■ **Data lines**:
• • • •

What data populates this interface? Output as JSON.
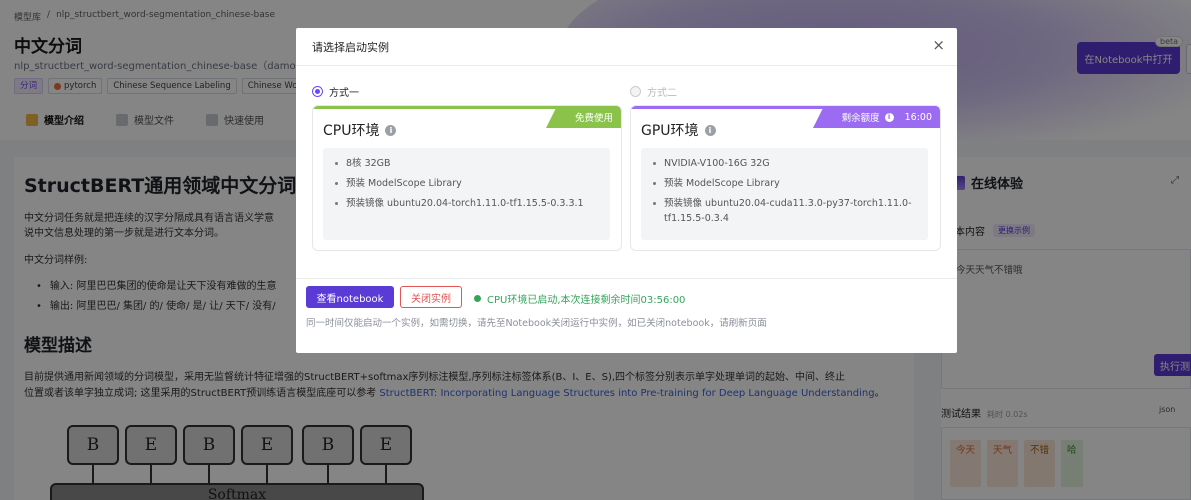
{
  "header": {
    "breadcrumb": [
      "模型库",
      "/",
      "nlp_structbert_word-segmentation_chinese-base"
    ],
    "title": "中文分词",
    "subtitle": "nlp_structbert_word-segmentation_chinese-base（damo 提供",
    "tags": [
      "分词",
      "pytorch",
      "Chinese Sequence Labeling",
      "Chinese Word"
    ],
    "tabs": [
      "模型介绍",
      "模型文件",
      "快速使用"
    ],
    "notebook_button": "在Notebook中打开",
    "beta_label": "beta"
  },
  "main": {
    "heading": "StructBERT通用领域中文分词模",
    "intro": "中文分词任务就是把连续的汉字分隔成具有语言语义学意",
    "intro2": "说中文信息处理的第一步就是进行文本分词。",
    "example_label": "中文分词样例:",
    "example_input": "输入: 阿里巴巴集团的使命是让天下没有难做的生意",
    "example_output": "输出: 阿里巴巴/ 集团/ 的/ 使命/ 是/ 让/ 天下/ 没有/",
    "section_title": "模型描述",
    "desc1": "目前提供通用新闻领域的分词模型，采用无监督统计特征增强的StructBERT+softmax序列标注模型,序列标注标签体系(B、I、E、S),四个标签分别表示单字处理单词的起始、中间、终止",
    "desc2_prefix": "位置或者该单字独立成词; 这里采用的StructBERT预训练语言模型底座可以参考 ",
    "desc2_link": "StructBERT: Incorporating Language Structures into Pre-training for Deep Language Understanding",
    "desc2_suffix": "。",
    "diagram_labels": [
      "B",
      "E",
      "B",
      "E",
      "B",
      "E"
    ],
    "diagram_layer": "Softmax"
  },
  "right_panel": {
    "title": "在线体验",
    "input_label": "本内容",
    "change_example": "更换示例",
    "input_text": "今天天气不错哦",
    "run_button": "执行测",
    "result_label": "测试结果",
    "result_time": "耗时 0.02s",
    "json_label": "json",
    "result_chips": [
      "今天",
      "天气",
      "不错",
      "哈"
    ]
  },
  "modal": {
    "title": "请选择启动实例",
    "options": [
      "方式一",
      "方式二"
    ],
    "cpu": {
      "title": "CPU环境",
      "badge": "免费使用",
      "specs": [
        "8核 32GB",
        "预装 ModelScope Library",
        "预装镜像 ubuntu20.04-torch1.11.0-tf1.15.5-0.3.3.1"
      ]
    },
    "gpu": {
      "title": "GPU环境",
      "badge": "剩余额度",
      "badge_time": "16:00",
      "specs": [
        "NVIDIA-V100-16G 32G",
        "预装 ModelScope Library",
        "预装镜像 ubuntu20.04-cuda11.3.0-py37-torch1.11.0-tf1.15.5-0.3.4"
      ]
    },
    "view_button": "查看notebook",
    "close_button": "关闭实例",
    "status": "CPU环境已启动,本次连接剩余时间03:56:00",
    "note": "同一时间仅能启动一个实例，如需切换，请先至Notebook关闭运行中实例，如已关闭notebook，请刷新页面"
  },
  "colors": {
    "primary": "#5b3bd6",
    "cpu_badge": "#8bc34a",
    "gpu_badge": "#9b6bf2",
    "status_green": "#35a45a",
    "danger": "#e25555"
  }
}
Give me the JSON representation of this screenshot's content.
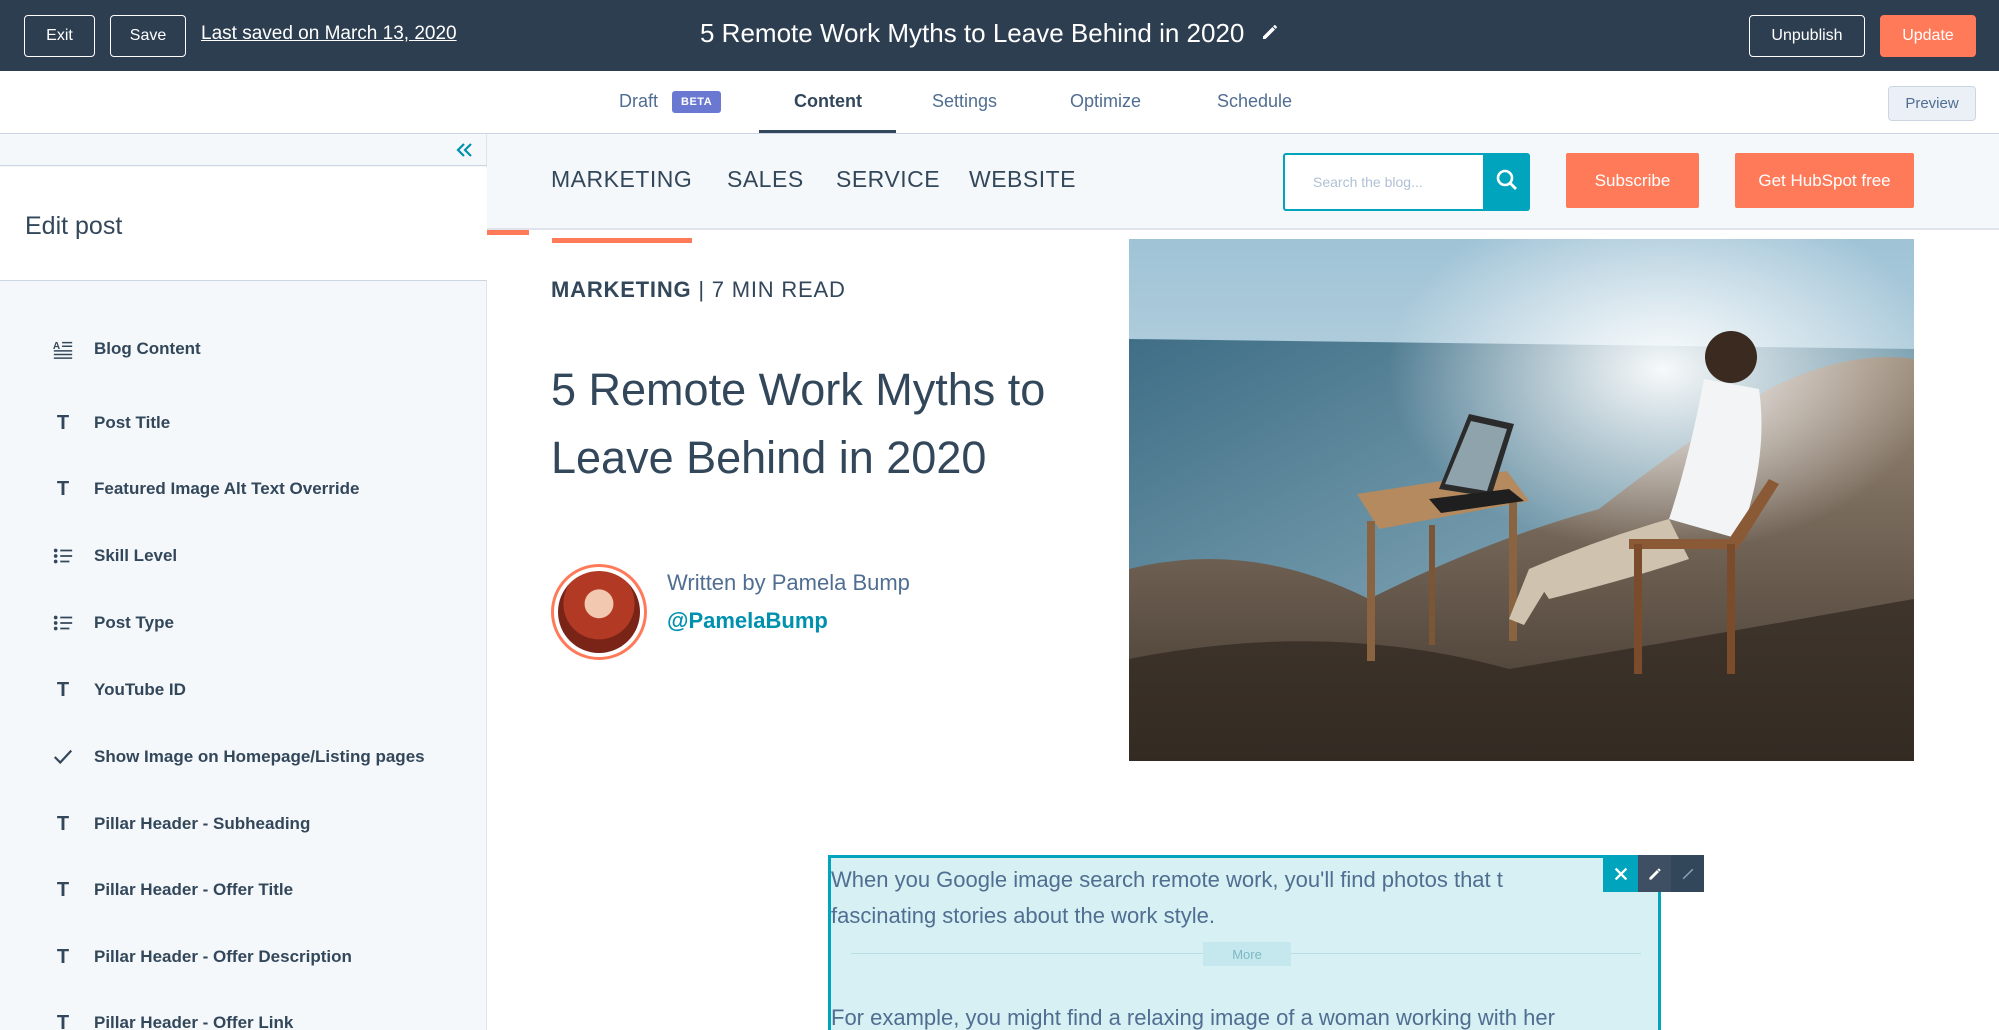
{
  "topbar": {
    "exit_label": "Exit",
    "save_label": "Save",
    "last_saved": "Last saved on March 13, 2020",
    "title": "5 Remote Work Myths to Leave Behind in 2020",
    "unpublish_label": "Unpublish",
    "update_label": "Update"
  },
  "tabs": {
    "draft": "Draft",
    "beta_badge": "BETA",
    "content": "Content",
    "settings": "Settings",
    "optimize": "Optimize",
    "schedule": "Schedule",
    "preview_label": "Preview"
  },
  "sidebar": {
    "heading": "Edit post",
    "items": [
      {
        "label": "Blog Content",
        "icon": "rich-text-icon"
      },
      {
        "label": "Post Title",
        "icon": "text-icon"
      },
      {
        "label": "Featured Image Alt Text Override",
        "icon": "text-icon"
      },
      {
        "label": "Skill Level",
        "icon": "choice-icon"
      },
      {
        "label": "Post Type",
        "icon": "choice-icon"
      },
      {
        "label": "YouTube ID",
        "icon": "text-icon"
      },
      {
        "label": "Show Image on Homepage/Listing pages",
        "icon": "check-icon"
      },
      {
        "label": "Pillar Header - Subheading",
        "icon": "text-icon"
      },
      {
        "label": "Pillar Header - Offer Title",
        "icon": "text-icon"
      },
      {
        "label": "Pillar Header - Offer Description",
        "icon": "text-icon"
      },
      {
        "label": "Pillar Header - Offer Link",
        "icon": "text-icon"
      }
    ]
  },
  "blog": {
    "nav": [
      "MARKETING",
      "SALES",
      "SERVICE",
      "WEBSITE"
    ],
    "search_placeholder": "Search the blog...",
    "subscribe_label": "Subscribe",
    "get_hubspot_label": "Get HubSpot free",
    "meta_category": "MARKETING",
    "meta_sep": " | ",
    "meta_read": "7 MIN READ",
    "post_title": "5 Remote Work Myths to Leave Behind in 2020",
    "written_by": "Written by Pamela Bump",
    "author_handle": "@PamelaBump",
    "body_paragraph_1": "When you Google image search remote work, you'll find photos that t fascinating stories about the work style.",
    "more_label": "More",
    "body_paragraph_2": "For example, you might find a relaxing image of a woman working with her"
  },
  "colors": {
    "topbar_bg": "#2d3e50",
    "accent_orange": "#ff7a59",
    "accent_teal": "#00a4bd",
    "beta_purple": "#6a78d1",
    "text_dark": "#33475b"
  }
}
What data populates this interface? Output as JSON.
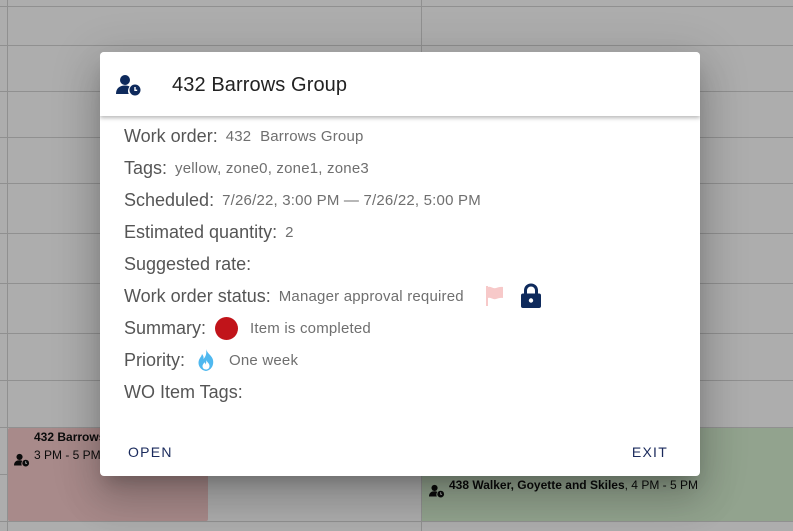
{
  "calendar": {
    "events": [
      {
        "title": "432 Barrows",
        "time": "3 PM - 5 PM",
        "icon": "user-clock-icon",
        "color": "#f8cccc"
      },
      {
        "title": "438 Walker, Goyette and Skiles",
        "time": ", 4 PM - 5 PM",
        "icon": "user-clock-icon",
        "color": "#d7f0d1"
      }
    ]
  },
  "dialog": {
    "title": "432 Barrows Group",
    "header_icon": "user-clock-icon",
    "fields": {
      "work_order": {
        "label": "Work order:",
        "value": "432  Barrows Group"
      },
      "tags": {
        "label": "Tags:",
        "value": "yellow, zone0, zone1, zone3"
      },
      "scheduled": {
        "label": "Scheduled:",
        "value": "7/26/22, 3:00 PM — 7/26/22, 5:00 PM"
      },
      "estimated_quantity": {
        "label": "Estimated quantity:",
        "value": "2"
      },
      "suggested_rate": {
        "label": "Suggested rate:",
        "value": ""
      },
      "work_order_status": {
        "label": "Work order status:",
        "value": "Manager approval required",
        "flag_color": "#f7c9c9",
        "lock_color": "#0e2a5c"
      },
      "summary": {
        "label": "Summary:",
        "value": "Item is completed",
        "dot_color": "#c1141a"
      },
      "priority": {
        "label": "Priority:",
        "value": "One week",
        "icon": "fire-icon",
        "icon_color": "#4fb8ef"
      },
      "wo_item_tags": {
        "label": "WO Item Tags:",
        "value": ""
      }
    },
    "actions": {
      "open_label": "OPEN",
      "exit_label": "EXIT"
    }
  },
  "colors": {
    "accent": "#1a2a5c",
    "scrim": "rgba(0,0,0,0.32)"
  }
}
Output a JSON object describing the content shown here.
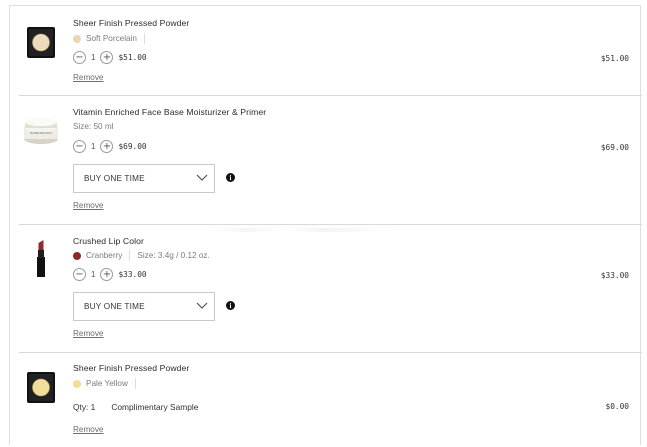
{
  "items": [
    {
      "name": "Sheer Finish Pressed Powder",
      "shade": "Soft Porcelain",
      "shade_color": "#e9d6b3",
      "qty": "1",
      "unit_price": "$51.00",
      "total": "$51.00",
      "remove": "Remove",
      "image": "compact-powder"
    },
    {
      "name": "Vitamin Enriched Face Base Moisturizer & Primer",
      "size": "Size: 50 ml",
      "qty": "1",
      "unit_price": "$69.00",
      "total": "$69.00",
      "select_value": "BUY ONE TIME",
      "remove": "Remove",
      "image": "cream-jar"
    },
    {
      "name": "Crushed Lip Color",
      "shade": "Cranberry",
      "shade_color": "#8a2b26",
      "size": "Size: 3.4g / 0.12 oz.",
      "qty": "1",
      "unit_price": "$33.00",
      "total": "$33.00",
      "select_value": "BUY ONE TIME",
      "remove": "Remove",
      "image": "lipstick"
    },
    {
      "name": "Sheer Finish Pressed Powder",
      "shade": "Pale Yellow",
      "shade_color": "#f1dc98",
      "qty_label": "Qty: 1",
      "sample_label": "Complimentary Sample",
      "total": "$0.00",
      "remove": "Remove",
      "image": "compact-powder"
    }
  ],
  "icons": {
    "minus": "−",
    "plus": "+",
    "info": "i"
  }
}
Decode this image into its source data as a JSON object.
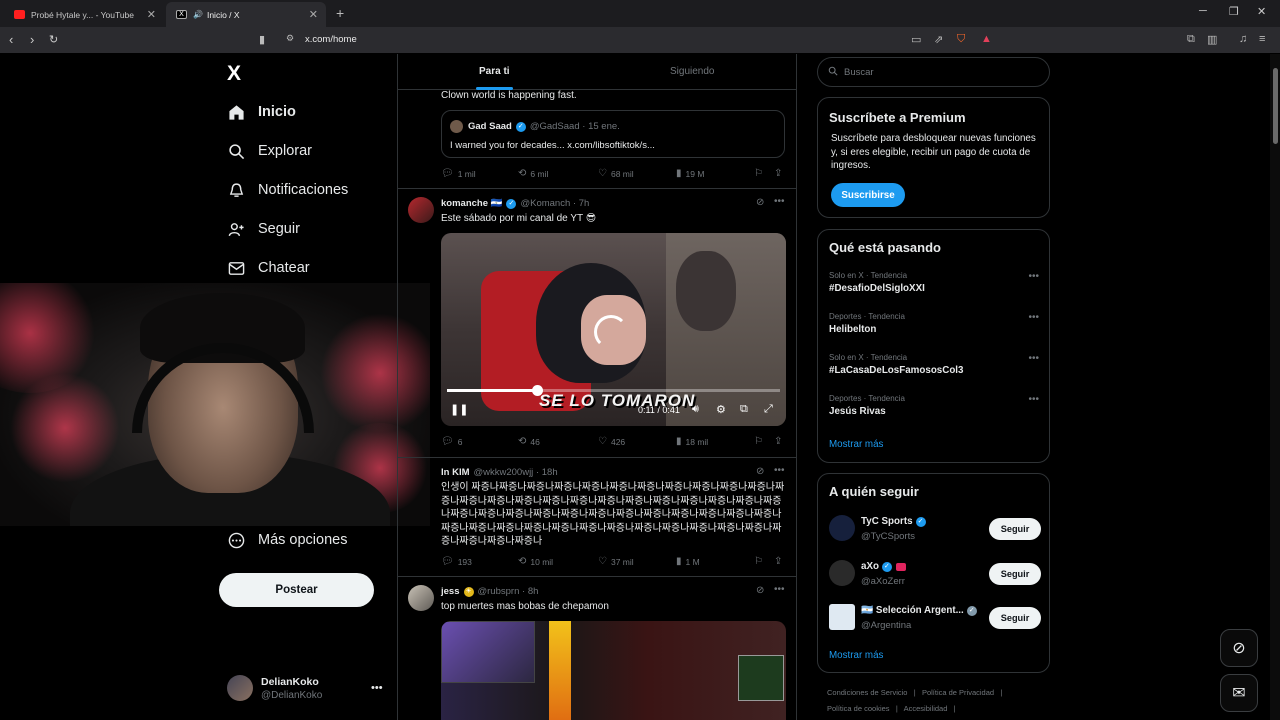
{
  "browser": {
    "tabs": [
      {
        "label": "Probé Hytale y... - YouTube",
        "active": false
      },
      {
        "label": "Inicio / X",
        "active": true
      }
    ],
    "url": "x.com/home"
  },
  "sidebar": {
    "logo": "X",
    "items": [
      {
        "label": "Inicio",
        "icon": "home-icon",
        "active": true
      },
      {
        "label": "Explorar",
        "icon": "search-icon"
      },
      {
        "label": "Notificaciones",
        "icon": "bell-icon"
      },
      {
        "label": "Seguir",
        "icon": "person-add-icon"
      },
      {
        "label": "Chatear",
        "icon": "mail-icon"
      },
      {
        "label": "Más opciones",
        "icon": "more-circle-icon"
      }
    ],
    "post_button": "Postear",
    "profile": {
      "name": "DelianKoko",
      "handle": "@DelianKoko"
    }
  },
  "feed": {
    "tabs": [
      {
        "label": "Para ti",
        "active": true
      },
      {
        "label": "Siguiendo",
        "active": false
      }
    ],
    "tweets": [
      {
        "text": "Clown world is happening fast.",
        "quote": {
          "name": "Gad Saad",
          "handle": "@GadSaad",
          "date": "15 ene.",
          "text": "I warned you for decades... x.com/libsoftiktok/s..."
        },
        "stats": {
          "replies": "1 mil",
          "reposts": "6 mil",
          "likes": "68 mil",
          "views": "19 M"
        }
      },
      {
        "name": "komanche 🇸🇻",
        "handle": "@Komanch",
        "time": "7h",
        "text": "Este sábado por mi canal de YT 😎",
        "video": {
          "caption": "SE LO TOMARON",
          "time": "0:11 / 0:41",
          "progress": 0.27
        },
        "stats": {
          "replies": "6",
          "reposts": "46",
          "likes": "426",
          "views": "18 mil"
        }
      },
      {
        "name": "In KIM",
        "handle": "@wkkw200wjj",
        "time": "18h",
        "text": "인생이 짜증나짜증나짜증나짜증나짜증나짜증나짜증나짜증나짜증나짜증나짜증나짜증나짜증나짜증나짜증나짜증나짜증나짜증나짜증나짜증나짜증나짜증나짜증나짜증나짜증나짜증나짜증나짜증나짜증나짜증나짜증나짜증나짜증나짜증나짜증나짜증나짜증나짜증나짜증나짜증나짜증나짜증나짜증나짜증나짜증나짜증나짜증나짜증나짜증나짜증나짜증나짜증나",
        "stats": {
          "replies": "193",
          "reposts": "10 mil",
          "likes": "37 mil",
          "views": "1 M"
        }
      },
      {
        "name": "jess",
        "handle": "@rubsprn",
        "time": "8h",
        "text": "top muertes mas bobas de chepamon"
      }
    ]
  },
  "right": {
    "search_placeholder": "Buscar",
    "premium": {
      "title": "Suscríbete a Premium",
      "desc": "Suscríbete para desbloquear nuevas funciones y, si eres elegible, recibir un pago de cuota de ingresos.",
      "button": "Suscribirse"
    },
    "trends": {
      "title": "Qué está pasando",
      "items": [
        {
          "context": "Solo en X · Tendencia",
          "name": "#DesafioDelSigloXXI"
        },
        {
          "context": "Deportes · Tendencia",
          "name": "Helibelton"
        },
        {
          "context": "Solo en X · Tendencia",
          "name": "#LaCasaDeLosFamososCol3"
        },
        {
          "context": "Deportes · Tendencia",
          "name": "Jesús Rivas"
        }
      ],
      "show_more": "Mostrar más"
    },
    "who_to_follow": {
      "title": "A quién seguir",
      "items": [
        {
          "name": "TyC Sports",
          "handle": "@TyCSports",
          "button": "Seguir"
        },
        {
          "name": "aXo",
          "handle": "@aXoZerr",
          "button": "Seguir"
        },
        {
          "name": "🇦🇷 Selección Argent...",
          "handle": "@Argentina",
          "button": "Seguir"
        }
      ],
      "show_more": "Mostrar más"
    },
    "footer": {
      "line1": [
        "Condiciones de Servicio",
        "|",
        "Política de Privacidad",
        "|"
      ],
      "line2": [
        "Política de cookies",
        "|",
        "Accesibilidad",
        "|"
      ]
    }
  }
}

• • • •

■ **Set task**:
Each line above that includes "object" should be shown.

■ **Result**:
Output a JSON object describing the content shown here.
Decode this image into its source data as a JSON object.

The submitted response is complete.